── Material provided
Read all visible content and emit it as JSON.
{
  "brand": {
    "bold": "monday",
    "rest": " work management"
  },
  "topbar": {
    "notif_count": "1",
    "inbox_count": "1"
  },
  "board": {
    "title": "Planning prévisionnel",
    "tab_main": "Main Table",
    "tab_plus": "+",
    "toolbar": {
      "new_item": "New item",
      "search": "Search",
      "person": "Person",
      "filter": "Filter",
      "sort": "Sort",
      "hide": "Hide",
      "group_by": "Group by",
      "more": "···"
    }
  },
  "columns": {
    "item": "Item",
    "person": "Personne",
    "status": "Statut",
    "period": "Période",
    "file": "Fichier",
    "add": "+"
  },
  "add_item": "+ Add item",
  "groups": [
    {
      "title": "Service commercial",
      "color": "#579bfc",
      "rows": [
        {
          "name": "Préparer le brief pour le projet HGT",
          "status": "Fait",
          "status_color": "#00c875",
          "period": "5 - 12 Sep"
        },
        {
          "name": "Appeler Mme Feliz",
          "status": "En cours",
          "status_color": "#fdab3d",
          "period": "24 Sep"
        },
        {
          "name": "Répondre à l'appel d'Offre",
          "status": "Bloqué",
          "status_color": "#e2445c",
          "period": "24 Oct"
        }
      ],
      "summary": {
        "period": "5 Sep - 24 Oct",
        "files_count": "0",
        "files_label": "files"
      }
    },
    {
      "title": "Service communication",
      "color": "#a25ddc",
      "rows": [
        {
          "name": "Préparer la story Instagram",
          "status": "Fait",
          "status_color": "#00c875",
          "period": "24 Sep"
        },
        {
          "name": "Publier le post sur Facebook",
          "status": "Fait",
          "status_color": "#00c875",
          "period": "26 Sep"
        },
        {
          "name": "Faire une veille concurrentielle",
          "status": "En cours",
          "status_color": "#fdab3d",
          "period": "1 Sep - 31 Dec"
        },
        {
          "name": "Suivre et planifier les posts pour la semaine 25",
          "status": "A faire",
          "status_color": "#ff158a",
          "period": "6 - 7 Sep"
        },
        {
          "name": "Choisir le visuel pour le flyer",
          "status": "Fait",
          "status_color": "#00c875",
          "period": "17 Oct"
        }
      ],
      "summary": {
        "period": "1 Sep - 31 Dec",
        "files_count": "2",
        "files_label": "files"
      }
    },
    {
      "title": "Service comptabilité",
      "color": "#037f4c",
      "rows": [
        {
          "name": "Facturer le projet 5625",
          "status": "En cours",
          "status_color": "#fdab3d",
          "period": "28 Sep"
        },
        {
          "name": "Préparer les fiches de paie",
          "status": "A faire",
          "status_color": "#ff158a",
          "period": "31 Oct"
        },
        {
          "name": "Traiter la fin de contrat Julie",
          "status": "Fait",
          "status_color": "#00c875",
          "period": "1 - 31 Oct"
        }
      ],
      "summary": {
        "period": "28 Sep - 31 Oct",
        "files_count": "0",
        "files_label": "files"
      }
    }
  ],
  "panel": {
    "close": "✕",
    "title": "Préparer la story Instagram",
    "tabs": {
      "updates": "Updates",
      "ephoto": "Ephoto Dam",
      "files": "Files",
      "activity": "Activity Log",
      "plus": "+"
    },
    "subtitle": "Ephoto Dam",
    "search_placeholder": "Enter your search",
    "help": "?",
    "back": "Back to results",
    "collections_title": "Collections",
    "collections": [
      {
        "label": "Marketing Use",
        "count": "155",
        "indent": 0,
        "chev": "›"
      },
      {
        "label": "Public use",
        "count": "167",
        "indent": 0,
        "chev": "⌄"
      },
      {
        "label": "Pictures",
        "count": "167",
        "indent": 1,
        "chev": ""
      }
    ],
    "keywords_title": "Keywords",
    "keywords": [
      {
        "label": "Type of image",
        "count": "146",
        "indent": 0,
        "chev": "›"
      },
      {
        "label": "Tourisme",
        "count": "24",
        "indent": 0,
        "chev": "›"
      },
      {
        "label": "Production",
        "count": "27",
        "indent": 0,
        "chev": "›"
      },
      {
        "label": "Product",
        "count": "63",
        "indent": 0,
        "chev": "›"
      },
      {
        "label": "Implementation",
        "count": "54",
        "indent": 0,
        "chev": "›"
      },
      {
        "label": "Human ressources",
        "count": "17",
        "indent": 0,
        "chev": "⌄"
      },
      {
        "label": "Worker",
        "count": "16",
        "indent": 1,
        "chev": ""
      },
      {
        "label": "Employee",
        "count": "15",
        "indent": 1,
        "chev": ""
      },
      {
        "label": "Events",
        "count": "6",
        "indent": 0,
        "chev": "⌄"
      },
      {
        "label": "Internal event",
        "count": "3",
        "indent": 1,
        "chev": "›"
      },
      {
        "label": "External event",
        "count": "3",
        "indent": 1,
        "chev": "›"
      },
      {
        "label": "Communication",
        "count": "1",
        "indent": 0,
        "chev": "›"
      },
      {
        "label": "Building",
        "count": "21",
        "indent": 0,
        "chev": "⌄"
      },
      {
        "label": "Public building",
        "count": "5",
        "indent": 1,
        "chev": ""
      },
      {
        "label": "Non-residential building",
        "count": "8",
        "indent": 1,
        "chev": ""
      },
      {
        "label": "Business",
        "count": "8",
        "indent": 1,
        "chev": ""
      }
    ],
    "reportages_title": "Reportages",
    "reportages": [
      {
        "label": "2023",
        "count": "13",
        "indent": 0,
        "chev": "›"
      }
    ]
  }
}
────
# The task:
The answer is one number: how many lines of the material above contain "Ephoto".

# Result for this task:
2